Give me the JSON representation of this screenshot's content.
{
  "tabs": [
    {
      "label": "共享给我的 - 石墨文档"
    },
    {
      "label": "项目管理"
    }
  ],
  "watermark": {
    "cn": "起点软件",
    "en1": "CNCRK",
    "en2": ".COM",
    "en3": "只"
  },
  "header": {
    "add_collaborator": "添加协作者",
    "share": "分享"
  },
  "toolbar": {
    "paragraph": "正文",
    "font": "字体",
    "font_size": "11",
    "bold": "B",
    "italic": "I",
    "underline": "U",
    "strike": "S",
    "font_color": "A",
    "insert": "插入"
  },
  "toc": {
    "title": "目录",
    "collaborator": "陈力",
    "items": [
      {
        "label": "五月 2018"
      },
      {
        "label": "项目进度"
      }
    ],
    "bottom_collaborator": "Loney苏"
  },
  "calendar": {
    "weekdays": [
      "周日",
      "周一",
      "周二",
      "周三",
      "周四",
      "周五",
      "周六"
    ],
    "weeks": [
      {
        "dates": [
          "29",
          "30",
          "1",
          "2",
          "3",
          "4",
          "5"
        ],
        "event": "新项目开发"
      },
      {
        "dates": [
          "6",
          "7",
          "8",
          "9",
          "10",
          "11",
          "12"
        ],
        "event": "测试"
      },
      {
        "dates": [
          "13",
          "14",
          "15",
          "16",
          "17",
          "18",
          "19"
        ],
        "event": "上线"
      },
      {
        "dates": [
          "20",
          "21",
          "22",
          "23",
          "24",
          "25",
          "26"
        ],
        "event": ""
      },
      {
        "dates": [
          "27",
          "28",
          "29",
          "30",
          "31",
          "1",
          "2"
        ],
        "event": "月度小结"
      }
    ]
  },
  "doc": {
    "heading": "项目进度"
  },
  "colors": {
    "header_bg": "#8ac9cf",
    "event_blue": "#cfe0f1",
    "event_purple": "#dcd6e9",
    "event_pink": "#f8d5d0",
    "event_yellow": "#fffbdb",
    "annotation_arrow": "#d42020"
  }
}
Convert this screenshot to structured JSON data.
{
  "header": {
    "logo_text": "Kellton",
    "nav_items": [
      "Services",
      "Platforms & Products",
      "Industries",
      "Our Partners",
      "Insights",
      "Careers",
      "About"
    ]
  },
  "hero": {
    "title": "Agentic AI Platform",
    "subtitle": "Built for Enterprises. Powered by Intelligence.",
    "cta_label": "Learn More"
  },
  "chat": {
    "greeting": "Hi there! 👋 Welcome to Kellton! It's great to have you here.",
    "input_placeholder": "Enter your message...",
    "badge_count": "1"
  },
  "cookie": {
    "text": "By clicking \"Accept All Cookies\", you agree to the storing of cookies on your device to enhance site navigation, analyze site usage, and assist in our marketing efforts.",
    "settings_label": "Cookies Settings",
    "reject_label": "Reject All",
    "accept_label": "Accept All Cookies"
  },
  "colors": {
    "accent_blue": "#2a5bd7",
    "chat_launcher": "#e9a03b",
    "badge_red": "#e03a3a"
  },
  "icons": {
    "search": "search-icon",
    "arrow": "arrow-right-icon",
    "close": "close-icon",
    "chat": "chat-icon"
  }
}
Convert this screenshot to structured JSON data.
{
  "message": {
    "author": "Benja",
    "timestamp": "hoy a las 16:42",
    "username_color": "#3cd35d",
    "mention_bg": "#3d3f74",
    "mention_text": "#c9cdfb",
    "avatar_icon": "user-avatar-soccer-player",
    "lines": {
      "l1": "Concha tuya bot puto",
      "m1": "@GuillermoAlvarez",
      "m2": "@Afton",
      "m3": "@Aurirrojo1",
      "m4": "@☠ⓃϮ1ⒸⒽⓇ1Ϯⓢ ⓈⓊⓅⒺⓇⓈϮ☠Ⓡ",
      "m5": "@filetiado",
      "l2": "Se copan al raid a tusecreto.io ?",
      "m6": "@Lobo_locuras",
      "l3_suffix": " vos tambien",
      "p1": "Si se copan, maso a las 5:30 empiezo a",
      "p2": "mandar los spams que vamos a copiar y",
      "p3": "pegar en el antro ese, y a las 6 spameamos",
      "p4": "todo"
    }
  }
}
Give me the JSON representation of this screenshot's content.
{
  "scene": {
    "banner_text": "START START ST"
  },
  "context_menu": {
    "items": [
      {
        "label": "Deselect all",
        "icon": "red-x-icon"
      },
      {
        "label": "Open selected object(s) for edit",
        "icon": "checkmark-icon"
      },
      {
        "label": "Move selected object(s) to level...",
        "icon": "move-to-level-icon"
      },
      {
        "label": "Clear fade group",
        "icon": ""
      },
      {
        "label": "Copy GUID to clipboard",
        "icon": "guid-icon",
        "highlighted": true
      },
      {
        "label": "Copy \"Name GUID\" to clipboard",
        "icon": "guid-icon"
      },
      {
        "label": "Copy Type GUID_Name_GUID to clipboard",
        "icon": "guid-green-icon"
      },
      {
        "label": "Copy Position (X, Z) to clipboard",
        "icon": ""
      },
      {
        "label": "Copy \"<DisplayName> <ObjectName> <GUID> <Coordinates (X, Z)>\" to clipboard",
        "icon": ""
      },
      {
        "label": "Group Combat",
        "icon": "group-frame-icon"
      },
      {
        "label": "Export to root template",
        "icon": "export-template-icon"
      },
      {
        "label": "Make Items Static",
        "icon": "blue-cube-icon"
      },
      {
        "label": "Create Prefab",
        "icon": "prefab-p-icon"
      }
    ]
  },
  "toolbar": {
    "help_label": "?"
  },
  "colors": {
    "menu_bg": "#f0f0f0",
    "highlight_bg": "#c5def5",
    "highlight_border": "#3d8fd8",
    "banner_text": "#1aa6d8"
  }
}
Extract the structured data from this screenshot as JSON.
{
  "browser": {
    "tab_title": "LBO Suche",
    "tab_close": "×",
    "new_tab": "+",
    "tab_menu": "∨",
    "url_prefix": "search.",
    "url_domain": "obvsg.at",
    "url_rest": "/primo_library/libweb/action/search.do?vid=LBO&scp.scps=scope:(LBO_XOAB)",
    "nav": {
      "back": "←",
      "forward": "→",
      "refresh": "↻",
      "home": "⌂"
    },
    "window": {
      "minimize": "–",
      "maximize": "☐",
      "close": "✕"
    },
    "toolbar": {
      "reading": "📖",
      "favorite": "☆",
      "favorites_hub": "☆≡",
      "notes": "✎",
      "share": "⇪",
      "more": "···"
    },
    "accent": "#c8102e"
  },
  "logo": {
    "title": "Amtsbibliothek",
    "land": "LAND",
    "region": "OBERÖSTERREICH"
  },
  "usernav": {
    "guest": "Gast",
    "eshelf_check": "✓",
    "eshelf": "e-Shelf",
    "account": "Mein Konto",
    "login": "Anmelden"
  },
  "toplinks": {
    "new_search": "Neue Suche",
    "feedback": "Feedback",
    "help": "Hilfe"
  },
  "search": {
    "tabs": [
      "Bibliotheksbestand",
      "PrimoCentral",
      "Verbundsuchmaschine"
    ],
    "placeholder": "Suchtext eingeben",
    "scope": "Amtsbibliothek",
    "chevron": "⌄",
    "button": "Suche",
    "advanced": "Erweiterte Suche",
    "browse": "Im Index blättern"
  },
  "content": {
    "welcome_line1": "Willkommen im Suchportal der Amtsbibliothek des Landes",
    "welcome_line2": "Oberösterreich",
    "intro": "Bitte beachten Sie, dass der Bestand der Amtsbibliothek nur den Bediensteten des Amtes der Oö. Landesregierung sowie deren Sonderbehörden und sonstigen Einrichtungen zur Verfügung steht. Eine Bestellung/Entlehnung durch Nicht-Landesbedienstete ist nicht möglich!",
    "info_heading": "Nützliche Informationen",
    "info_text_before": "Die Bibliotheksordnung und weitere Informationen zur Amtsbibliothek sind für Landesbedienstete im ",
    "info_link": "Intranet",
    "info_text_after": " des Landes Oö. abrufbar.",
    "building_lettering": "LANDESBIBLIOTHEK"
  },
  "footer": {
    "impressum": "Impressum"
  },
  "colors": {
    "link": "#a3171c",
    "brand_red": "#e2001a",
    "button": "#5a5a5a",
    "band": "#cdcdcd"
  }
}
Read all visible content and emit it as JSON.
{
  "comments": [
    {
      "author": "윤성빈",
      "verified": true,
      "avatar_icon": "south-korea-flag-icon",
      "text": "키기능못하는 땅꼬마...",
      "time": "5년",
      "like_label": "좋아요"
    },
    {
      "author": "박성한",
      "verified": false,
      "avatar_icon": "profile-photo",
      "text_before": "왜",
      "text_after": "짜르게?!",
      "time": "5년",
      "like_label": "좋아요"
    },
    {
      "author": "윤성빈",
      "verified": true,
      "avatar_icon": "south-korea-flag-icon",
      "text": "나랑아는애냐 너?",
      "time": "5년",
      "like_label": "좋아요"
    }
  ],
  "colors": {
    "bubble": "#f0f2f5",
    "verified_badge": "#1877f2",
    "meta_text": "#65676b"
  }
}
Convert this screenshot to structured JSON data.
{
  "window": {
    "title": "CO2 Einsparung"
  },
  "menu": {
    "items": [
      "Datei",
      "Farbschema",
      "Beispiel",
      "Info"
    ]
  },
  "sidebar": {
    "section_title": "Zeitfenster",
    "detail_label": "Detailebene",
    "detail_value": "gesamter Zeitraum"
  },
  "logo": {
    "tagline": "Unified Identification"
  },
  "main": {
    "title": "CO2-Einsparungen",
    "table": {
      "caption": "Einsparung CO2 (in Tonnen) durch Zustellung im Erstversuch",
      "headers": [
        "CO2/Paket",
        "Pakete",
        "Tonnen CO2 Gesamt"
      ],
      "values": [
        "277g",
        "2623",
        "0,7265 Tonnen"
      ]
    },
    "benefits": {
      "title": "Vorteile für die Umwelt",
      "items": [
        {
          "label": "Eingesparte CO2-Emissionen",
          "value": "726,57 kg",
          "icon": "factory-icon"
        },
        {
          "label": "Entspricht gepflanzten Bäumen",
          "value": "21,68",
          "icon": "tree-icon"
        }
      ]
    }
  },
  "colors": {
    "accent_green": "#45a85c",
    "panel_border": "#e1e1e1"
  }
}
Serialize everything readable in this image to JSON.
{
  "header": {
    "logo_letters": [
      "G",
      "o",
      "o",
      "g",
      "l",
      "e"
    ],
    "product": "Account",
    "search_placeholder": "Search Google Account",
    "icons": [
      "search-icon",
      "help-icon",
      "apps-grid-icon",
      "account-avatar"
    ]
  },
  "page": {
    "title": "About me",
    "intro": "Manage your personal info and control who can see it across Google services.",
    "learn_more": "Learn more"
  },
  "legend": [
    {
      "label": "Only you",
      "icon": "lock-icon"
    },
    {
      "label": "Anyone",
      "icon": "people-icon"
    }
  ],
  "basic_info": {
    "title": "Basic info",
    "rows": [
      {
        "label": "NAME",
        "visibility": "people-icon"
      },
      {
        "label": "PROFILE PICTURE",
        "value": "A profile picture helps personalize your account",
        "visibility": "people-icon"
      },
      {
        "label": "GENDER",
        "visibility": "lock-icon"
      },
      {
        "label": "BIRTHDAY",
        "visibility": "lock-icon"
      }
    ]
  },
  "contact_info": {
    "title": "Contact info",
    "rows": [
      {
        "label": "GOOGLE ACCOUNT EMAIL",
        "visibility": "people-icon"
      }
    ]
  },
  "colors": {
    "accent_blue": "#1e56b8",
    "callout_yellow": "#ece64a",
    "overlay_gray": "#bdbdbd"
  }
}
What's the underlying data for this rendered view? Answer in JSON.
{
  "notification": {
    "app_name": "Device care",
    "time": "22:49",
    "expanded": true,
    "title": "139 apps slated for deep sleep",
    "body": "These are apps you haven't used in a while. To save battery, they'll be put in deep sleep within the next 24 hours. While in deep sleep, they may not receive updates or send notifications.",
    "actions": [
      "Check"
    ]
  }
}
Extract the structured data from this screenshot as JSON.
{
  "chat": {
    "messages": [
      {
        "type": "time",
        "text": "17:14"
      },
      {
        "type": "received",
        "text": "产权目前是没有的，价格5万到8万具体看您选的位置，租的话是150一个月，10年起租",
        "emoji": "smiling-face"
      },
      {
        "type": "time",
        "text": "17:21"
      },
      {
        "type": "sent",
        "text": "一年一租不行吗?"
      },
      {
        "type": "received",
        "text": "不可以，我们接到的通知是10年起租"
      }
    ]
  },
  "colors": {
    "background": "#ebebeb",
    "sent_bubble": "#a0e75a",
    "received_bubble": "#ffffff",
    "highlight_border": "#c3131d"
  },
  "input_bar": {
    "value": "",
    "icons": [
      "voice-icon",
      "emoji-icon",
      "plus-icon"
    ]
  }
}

○ ○ ○ ○

§ Exercise task
Search the data for the string "Learn". List each line that has it.

§ Result below
    "cta_label": "Learn More"
    "learn_more": "Learn more"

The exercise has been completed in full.